REQUEST –
Find each line holding "values" and copy it out.

Dataset rows about figures –
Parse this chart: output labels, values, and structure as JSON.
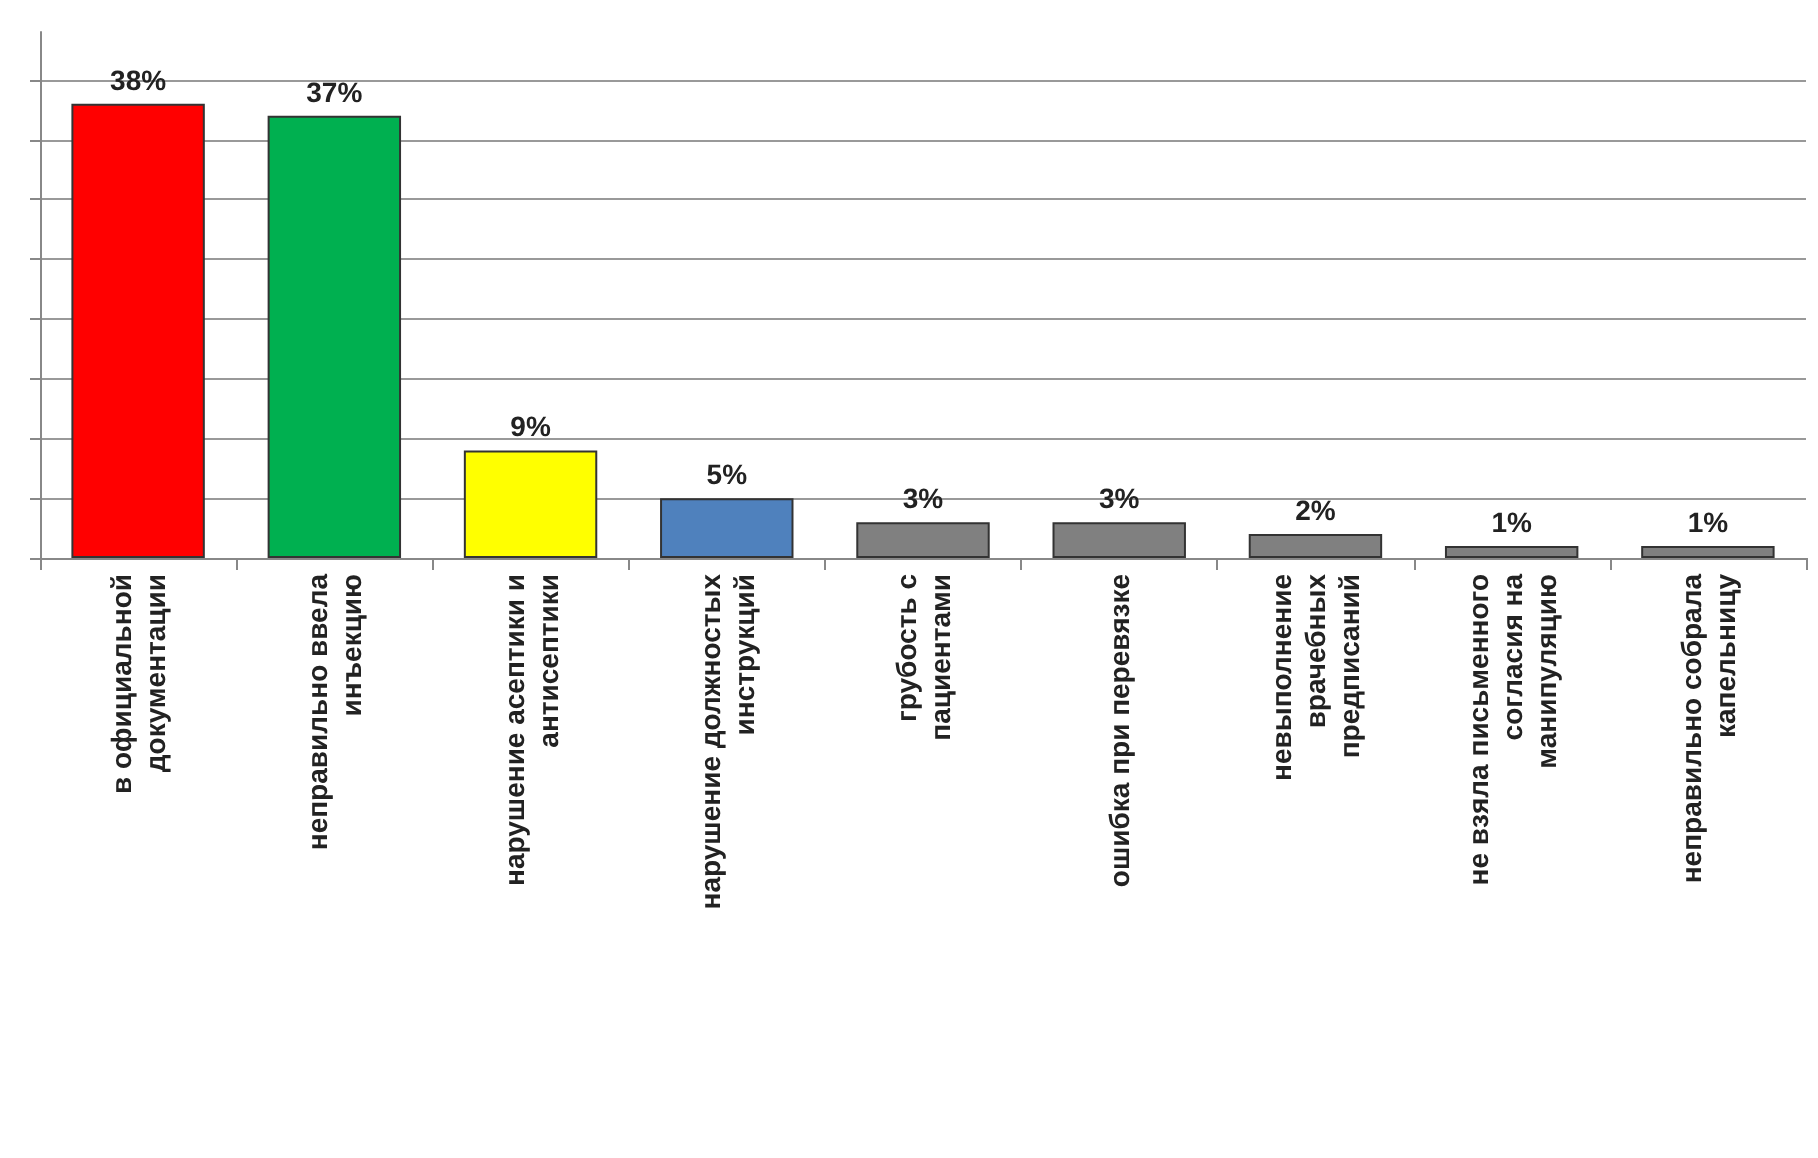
{
  "chart_data": {
    "type": "bar",
    "categories": [
      "в официальной документации",
      "неправильно ввела инъекцию",
      "нарушение асептики и антисептики",
      "нарушение должностых инструкций",
      "грубость с пациентами",
      "ошибка при перевязке",
      "невыполнение врачебных предписаний",
      "не взяла письменного согласия на манипуляцию",
      "неправильно собрала капельницу"
    ],
    "values": [
      38,
      37,
      9,
      5,
      3,
      3,
      2,
      1,
      1
    ],
    "colors": [
      "#ff0000",
      "#00b050",
      "#ffff00",
      "#4f81bd",
      "#808080",
      "#808080",
      "#808080",
      "#808080",
      "#808080"
    ],
    "value_labels": [
      "38%",
      "37%",
      "9%",
      "5%",
      "3%",
      "3%",
      "2%",
      "1%",
      "1%"
    ],
    "ylim": [
      0,
      44
    ],
    "yticks": [
      {
        "value": 0,
        "label": null
      },
      {
        "value": 5,
        "label": null
      },
      {
        "value": 10,
        "label": null
      },
      {
        "value": 15,
        "label": null
      },
      {
        "value": 20,
        "label": null
      },
      {
        "value": 25,
        "label": null
      },
      {
        "value": 30,
        "label": null
      },
      {
        "value": 35,
        "label": null
      },
      {
        "value": 40,
        "label": null
      }
    ],
    "grid": "y",
    "tick_labels": "x"
  }
}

TASK RESPONSE –
Parse this chart: output labels, values, and structure as JSON.
    "values": [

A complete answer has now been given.